■ Direction 1
Answer the following from the article on Billy Corgan at the Rubin Museum of Art:
(a) What kind of cap was Corgan wearing?
(b) For how many years was the Red Book locked in a safe deposit box?
(c) On what date did Corgan launch his blog?
■ Direction 2
Continue the article on Billy Corgan at the Rubin Museum of Art, picking up after its final sentence.

Bash Compactor: Smashing Billy’s Pumpkins

By Gerry Visco
. . . . . . .
“Billy, can I take your picture?” He made a face and pretty much shuttered his baby blues. “Billy, another one, can you please open your eyes?” I asked again.

“Why?” the guy said, always the contrarian. “Because they’re pretty,” I retorted, punctuated by the flash of the camera. He didn’t argue with that. Smashing Pumpkins leader Billy Corgan looked good up close, with sweet little blond stubble decorating his chin and lip and a brown Fila cap protecting his shaved head. I caught him in the lobby of the Rubin Museum of Art surrounded by admiring fans.

Everyone in the audience had run out that soggy afternoon to watch the Pumpkinhead be analyzed by Jungian psychoanalyst

Morgan Stebbins, a smart dude but no badass rocker. He was the enabler who guided Corgan into an extended monologue using one of Carl Jung’s Red Book folios as a springboard. The Red Book, nicknamed the “holy grail of the unconscious,” is Jung’s hand-written, illustrated manuscript that was locked up for 23 years inside a safe deposit box in an underground vault in Switzerland and is now on display in the basement of the Rubin (the former Barneys in Chelsea). Apparently Jung’s heirs didn’t want anyone reading the Swiss psychiatrist’s fantasies about traveling the land of the dead, falling in love with his sister, getting squeezed by a serpent and eating the liver of a child.

Perfect fodder for Corgan, who admits to a “punk rock” relationship with God and who, on 9/9/09, launched www.everythingfromheretothere.com, his blog on mind-body-soul integration. Seated on a stage with Stebbins, Corgan spoke about the travails of being a famous performer in a digital age.

■ Entries
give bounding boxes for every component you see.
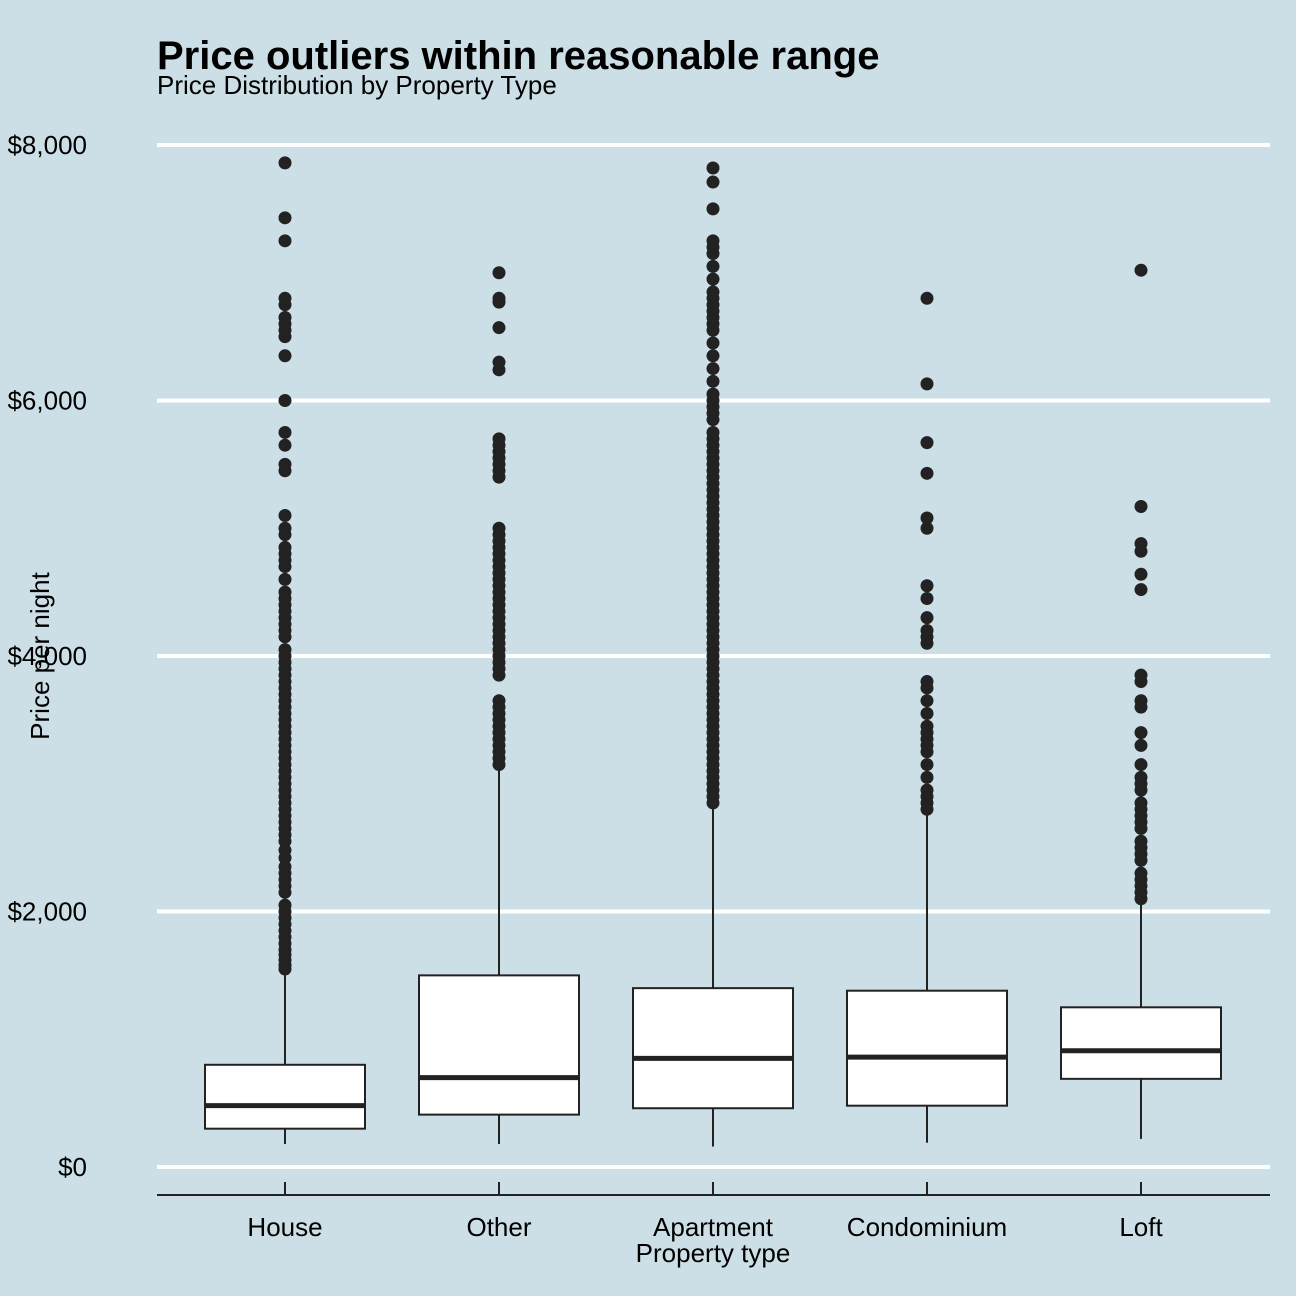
outlier-point <box>1134 668 1148 682</box>
outlier-point <box>278 438 292 452</box>
outlier-point <box>492 266 506 280</box>
outlier-point <box>278 585 292 599</box>
outlier-point <box>706 161 720 175</box>
outlier-point <box>706 336 720 350</box>
outlier-point <box>278 521 292 535</box>
y-tick-label: $4,000 <box>7 641 87 671</box>
outlier-point <box>920 719 934 733</box>
outlier-point <box>492 291 506 305</box>
outlier-point <box>920 706 934 720</box>
outlier-point <box>920 511 934 525</box>
outlier-point <box>1134 567 1148 581</box>
outlier-point <box>1134 694 1148 708</box>
outlier-point <box>920 694 934 708</box>
outlier-point <box>706 362 720 376</box>
x-tick-label: Other <box>466 1212 531 1242</box>
chart-title: Price outliers within reasonable range <box>157 34 879 78</box>
outlier-point <box>706 202 720 216</box>
outlier-point <box>920 291 934 305</box>
y-axis-title: Price per night <box>25 571 55 739</box>
outlier-point <box>278 211 292 225</box>
outlier-point <box>278 234 292 248</box>
iqr-box <box>846 989 1008 1107</box>
outlier-point <box>278 860 292 874</box>
y-tick-label: $0 <box>58 1152 87 1182</box>
outlier-point <box>920 521 934 535</box>
outlier-point <box>278 643 292 657</box>
outlier-point <box>920 783 934 797</box>
x-tick-label: Condominium <box>847 1212 1007 1242</box>
outlier-point <box>1134 796 1148 810</box>
outlier-point <box>1134 758 1148 772</box>
outlier-point <box>920 770 934 784</box>
outlier-point <box>1134 770 1148 784</box>
outlier-point <box>278 898 292 912</box>
outlier-point <box>1134 738 1148 752</box>
outlier-point <box>278 425 292 439</box>
box-house <box>204 156 366 1145</box>
x-tick-labels: House Other Apartment Condominium Loft <box>247 1182 1163 1242</box>
outlier-point <box>278 843 292 857</box>
x-tick-label: House <box>247 1212 322 1242</box>
outlier-point <box>278 394 292 407</box>
outlier-point <box>278 349 292 363</box>
x-tick-label: Apartment <box>653 1212 774 1242</box>
outlier-point <box>278 457 292 471</box>
outlier-point <box>278 540 292 554</box>
outlier-point <box>278 572 292 586</box>
outlier-point <box>706 259 720 273</box>
outlier-point <box>1134 500 1148 514</box>
x-axis-title: Property type <box>636 1238 791 1268</box>
y-tick-label: $8,000 <box>7 130 87 160</box>
x-tick-label: Loft <box>1119 1212 1163 1242</box>
outlier-point <box>706 285 720 299</box>
iqr-box <box>1060 1006 1222 1080</box>
outlier-point <box>492 432 506 446</box>
outlier-point <box>706 175 720 189</box>
outlier-point <box>920 675 934 689</box>
outlier-point <box>706 272 720 286</box>
outlier-point <box>706 387 720 401</box>
y-tick-label: $2,000 <box>7 897 87 927</box>
box-loft <box>1060 263 1222 1139</box>
iqr-box <box>632 987 794 1110</box>
box-apartment <box>632 161 794 1147</box>
box-other <box>418 266 580 1145</box>
outlier-point <box>492 521 506 535</box>
outlier-point <box>920 592 934 606</box>
outlier-point <box>1134 834 1148 848</box>
outlier-point <box>1134 583 1148 597</box>
outlier-point <box>1134 537 1148 551</box>
outlier-point <box>278 291 292 305</box>
outlier-point <box>492 355 506 369</box>
outlier-point <box>706 425 720 439</box>
outlier-point <box>706 349 720 363</box>
outlier-point <box>278 310 292 324</box>
outlier-point <box>920 611 934 625</box>
chart-subtitle: Price Distribution by Property Type <box>157 70 557 100</box>
outlier-point <box>920 436 934 450</box>
outlier-point <box>1134 726 1148 740</box>
outlier-point <box>492 321 506 335</box>
outlier-point <box>492 694 506 708</box>
outlier-point <box>1134 263 1148 277</box>
iqr-box <box>204 1063 366 1130</box>
y-tick-labels: $0 $2,000 $4,000 $6,000 $8,000 <box>7 130 87 1182</box>
outlier-point <box>278 508 292 522</box>
outlier-point <box>920 623 934 637</box>
outlier-point <box>706 234 720 248</box>
outlier-point <box>920 579 934 593</box>
boxes <box>204 156 1222 1147</box>
outlier-point <box>1134 866 1148 880</box>
outlier-point <box>920 377 934 391</box>
outlier-point <box>920 466 934 480</box>
box-condominium <box>846 291 1008 1143</box>
outlier-point <box>706 374 720 388</box>
outlier-point <box>920 758 934 772</box>
outlier-point <box>278 156 292 170</box>
y-tick-label: $6,000 <box>7 386 87 416</box>
iqr-box <box>418 974 580 1116</box>
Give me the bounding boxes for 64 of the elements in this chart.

■ Exercise result 1
(a) A brown Fila cap.
(b) 23 years.
(c) 9/9/09.

■ Exercise result 2
“In the words of Thoreau, I live a life of public—rather than quiet—desperation,” he said, referring to the intense love and hate he inspires. “Why do I engender such intense feelings? Even when I was 5 years old, adults would pull my mother aside and ask her to get me to stop staring at them,” he recalled.

Corgan’s life has been an ongoing quest to find his creative voice. “Who am I?” he asked. When his band split up and he was having relationship issues, he wrote Blinking With Fists, a book of poetry. “I put it out innocently and it sold, and they said, who are you, you’re not a poet, your poetry rhymes. But Oscar Wilde’s poetry rhymes and Yeats’ poetry rhymes, and they’re poets,” Corgan said. He has no time for naysayers: “What do you do if your friends like the old you? You’re attacking me so vigorously you don’t have a life yourself,” he said.

Towering over Stebbins, his slacks, sweater, and scarf matching the earthy décor of the room, Corgan announced proudly, “Most people try to accomplish their dreams. I did it.”